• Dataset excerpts
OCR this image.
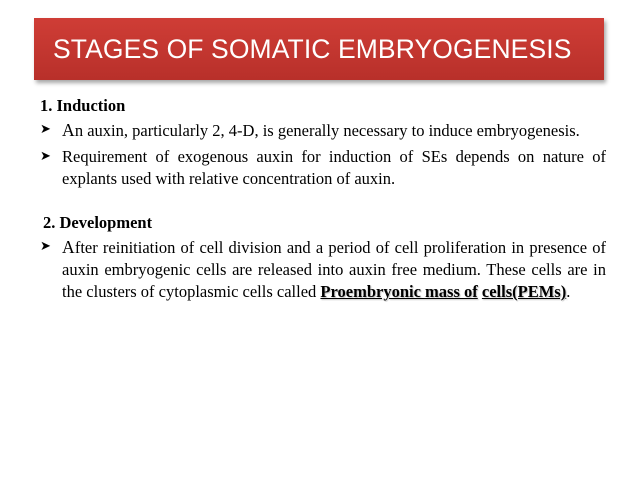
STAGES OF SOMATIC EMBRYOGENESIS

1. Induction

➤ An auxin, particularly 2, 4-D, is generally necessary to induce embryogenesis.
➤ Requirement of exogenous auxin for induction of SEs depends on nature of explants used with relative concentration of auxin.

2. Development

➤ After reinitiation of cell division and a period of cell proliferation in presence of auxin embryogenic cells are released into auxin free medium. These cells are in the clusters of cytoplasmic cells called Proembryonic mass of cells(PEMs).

* * *

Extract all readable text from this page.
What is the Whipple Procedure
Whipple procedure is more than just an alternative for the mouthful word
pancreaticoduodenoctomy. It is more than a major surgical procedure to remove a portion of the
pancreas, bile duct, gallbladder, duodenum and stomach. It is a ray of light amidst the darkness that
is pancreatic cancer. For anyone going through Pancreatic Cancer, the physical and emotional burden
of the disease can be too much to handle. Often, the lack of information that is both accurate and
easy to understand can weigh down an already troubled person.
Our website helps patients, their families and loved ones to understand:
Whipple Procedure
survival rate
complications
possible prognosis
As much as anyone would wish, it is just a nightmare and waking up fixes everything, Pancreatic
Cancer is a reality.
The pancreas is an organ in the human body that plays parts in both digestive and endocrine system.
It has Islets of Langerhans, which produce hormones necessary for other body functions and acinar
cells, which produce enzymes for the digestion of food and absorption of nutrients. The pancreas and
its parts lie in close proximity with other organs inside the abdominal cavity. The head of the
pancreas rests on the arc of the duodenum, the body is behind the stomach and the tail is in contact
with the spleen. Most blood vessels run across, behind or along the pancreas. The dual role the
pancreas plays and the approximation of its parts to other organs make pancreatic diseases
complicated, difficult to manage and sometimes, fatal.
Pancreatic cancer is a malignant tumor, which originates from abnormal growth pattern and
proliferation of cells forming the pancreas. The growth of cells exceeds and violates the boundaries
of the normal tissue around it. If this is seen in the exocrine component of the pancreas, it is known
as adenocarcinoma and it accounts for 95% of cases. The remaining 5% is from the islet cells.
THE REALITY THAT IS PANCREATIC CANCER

• ABOUT THIS TASK
Every line above that holds "organs" should be copied out.

• EXERCISE OUTPUT
its parts lie in close proximity with other organs inside the abdominal cavity. The head of the
pancreas plays and the approximation of its parts to other organs make pancreatic diseases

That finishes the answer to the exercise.